• _Work required_
Filter the listing and keep only the lines with the word "this".

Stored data

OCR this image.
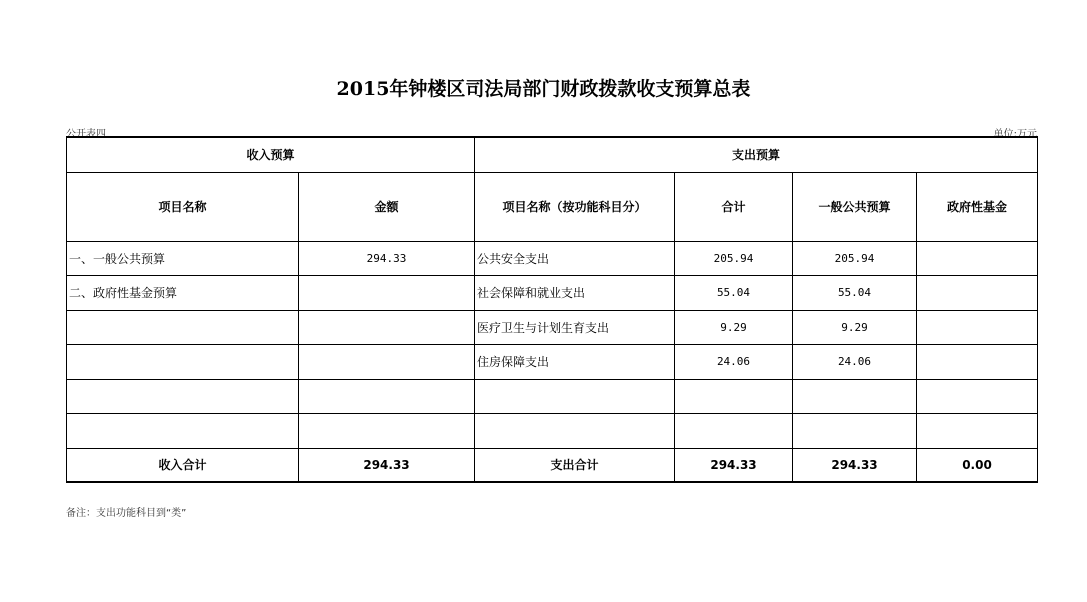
2015年钟楼区司法局部门财政拨款收支预算总表
公开表四	单位:万元
收入预算		支出预算			
项目名称	金额	项目名称（按功能科目分）	合计	一般公共预算	政府性基金
一、一般公共预算	294.33	公共安全支出	205.94	205.94	
二、政府性基金预算		社会保障和就业支出	55.04	55.04	
		医疗卫生与计划生育支出	9.29	9.29	
		住房保障支出	24.06	24.06	

收入合计	294.33	支出合计	294.33	294.33	0.00
备注：支出功能科目到“类”
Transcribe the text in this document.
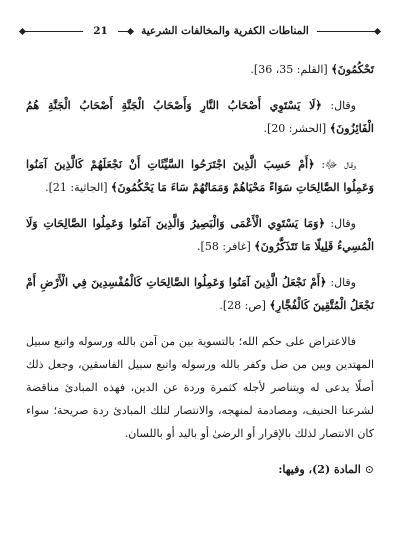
المناطات الكفرية والمخالفات الشرعية
21

تَحْكُمُونَ﴾ [القلم: 35، 36].

وقال: ﴿لَا يَسْتَوِي أَصْحَابُ النَّارِ وَأَصْحَابُ الْجَنَّةِ أَصْحَابُ الْجَنَّةِ هُمُ الْفَائِزُونَ﴾ [الحشر: 20].

وقال ﷻ: ﴿أَمْ حَسِبَ الَّذِينَ اجْتَرَحُوا السَّيِّئَاتِ أَنْ نَجْعَلَهُمْ كَالَّذِينَ آمَنُوا وَعَمِلُوا الصَّالِحَاتِ سَوَاءً مَحْيَاهُمْ وَمَمَاتُهُمْ سَاءَ مَا يَحْكُمُونَ﴾ [الجاثية: 21].

وقال: ﴿وَمَا يَسْتَوِي الْأَعْمَى وَالْبَصِيرُ وَالَّذِينَ آمَنُوا وَعَمِلُوا الصَّالِحَاتِ وَلَا الْمُسِيءُ قَلِيلًا مَا تَتَذَكَّرُونَ﴾ [غافر: 58].

وقال: ﴿أَمْ نَجْعَلُ الَّذِينَ آمَنُوا وَعَمِلُوا الصَّالِحَاتِ كَالْمُفْسِدِينَ فِي الْأَرْضِ أَمْ نَجْعَلُ الْمُتَّقِينَ كَالْفُجَّارِ﴾ [ص: 28].

فالاعتراض على حكم الله؛ بالتسوية بين من آمن بالله ورسوله واتبع سبيل المهتدين وبين من ضل وكفر بالله ورسوله واتبع سبيل الفاسقين، وجعل ذلك أصلًا يدعى له ويتناصر لأجله كثمرة وردة عن الدين، فهذه المبادئ مناقضة لشرعنا الحنيف، ومصادمة لمنهجه، والانتصار لتلك المبادئ ردة صريحة؛ سواء كان الانتصار لذلك بالإقرار أو الرضىٰ أو باليد أو باللسان.

⊙المادة (2)، وفيها:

• _Written reply_
OCR this image.
Transcribe the text in this document.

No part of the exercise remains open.